◆ Directive ◆
Show every line below where "总和生育率" can be found.

◆ Chart and figure data ◆
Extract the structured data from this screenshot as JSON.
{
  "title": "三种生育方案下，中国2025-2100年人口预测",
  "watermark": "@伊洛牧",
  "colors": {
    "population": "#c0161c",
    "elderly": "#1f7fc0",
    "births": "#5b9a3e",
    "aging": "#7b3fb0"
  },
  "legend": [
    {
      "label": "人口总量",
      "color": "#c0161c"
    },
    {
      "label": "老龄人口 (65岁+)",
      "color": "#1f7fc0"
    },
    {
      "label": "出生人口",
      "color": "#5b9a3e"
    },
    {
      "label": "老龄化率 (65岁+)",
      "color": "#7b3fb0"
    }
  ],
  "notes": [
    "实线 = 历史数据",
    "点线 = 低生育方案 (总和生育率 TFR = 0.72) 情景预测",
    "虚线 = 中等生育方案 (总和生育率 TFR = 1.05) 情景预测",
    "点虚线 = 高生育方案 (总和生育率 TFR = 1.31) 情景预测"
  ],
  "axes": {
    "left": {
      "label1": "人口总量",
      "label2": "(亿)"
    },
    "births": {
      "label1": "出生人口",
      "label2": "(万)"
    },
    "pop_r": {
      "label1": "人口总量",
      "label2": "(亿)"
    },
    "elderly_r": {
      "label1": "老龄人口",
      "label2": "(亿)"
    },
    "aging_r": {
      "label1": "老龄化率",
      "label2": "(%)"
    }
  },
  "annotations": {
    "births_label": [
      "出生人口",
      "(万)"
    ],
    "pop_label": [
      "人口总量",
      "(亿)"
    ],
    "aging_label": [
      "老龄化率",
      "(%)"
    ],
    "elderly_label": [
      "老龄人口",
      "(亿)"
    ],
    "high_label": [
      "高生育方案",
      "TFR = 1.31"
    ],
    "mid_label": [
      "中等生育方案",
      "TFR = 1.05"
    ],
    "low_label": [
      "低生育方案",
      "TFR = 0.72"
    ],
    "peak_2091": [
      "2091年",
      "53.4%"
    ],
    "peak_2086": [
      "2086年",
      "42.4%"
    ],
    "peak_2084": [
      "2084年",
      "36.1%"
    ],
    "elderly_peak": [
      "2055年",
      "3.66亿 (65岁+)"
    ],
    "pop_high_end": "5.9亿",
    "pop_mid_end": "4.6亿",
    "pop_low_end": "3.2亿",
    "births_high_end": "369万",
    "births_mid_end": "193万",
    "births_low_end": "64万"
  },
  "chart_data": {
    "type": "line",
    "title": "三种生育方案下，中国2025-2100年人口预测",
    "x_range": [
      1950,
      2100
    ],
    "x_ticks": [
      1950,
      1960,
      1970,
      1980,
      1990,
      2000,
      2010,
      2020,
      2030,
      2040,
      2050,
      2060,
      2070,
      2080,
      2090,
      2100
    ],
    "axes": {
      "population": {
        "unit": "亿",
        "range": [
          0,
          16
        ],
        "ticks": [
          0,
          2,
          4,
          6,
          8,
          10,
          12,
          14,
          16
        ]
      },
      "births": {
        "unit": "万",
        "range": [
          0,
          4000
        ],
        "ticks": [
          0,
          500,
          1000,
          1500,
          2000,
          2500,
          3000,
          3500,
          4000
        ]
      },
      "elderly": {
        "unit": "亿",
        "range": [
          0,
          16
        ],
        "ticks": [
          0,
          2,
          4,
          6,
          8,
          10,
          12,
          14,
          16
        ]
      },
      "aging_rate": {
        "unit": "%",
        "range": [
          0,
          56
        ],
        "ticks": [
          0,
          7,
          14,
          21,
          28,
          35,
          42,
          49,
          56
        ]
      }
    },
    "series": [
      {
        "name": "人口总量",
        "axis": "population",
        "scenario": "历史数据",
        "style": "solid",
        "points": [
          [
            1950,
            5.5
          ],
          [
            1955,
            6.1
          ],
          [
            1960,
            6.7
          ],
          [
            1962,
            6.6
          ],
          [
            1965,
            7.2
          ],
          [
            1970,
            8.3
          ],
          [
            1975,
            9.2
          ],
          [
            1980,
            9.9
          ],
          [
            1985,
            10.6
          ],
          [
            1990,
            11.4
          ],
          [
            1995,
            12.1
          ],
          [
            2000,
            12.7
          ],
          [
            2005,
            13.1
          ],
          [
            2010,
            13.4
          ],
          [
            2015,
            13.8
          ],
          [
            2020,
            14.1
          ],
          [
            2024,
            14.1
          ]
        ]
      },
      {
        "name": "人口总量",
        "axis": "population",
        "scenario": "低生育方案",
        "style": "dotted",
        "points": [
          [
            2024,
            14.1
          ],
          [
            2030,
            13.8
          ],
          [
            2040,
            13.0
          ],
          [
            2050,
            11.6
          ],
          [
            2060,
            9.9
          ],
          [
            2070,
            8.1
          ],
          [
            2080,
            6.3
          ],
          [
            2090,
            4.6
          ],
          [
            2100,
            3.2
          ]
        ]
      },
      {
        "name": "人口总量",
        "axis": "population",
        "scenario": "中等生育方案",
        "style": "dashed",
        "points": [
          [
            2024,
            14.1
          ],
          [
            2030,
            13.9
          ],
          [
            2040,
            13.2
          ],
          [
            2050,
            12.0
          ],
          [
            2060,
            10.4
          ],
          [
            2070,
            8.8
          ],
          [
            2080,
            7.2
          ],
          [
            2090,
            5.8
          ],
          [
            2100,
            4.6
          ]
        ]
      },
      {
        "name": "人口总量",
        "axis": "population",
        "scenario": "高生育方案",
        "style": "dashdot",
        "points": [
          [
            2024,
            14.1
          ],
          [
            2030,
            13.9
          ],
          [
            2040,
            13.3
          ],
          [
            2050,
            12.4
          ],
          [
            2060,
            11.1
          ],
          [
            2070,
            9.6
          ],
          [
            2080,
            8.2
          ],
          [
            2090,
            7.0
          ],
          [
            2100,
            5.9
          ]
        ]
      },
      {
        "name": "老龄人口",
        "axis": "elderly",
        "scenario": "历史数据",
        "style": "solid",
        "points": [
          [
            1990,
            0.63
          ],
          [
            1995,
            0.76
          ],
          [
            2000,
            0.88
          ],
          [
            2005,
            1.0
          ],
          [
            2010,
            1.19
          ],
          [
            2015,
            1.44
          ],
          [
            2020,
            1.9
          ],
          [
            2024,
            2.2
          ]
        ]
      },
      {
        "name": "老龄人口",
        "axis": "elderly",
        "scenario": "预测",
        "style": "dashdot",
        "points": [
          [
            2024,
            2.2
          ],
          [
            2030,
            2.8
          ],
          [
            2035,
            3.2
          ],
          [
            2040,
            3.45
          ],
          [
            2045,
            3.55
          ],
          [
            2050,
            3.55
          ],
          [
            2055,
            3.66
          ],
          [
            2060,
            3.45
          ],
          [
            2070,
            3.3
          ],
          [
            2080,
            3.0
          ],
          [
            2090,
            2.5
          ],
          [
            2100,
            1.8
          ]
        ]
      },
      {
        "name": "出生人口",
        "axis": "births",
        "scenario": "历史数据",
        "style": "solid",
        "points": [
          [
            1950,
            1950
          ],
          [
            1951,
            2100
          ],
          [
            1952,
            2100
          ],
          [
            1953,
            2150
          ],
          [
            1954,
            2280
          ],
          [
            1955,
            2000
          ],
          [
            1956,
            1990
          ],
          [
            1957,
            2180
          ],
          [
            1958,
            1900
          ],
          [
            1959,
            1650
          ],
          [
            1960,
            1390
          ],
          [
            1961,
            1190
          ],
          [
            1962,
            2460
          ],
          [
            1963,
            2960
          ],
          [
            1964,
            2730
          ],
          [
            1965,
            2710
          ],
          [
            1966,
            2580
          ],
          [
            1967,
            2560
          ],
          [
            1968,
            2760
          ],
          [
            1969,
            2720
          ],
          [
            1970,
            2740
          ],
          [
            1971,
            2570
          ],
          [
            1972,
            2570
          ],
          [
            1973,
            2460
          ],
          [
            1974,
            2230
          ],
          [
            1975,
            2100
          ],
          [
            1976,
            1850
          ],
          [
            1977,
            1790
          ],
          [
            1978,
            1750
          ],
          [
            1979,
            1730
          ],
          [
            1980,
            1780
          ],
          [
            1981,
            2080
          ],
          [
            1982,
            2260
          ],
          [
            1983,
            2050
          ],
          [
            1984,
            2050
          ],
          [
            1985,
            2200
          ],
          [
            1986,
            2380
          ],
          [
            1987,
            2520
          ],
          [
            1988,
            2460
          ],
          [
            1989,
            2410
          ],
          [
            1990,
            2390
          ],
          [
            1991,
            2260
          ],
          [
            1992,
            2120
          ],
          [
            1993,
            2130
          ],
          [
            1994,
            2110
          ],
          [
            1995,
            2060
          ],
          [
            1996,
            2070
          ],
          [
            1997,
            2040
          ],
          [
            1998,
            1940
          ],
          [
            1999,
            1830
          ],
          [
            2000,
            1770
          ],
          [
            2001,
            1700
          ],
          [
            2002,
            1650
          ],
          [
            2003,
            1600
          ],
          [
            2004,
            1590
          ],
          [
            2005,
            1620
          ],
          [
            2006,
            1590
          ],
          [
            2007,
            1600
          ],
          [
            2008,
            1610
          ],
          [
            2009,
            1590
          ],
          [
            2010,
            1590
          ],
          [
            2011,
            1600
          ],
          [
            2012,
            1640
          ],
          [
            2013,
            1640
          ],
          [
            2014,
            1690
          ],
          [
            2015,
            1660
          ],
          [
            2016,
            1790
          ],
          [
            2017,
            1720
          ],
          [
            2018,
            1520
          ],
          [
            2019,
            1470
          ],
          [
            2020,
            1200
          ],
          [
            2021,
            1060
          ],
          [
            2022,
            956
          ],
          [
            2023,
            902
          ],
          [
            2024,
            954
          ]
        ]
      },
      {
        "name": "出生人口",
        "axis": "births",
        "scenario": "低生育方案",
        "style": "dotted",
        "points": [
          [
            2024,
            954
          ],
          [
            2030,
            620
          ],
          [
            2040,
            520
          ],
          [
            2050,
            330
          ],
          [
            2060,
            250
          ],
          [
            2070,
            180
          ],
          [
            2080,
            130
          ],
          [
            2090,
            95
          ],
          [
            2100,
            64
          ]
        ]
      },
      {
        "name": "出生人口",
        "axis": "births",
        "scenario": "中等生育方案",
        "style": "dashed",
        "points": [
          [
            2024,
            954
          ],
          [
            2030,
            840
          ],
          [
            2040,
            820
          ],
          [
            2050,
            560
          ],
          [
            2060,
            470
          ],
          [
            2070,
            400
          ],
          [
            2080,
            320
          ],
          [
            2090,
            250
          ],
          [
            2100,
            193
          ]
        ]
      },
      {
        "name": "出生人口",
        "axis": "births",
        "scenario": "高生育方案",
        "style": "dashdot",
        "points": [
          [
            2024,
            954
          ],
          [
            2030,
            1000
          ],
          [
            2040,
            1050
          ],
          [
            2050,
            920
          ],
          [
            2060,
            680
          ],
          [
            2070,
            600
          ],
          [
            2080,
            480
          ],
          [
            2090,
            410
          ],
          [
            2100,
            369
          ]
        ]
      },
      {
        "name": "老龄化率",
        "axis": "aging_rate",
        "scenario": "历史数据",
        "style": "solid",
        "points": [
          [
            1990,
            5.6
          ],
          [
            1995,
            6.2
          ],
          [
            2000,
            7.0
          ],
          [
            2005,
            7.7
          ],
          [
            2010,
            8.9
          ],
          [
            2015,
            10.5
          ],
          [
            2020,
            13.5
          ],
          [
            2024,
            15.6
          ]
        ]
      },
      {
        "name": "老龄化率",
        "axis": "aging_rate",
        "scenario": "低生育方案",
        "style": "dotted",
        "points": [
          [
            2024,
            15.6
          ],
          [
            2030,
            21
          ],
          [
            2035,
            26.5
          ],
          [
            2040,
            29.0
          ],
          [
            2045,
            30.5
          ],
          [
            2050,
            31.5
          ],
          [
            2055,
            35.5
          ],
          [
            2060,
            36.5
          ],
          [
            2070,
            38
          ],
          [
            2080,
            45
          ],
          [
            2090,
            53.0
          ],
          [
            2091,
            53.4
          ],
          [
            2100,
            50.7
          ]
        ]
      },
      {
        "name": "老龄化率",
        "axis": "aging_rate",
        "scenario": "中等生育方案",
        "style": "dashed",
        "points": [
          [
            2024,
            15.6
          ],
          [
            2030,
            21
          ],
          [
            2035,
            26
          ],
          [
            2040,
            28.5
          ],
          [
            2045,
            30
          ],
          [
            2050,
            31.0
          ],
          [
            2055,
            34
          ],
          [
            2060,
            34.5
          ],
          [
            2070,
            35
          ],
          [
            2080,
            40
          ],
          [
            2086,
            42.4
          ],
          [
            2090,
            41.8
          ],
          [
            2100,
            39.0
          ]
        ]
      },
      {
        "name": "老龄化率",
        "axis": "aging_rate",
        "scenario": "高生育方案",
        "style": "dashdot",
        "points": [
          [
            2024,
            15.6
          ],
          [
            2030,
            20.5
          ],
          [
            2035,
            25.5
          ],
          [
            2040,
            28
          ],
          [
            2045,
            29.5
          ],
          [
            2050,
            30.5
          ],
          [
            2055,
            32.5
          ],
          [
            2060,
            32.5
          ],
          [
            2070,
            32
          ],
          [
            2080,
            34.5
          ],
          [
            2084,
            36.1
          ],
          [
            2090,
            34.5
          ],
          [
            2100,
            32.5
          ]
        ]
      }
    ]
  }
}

◆ Response ◆
    "点线 = 低生育方案 (总和生育率 TFR = 0.72) 情景预测",
    "虚线 = 中等生育方案 (总和生育率 TFR = 1.05) 情景预测",
    "点虚线 = 高生育方案 (总和生育率 TFR = 1.31) 情景预测"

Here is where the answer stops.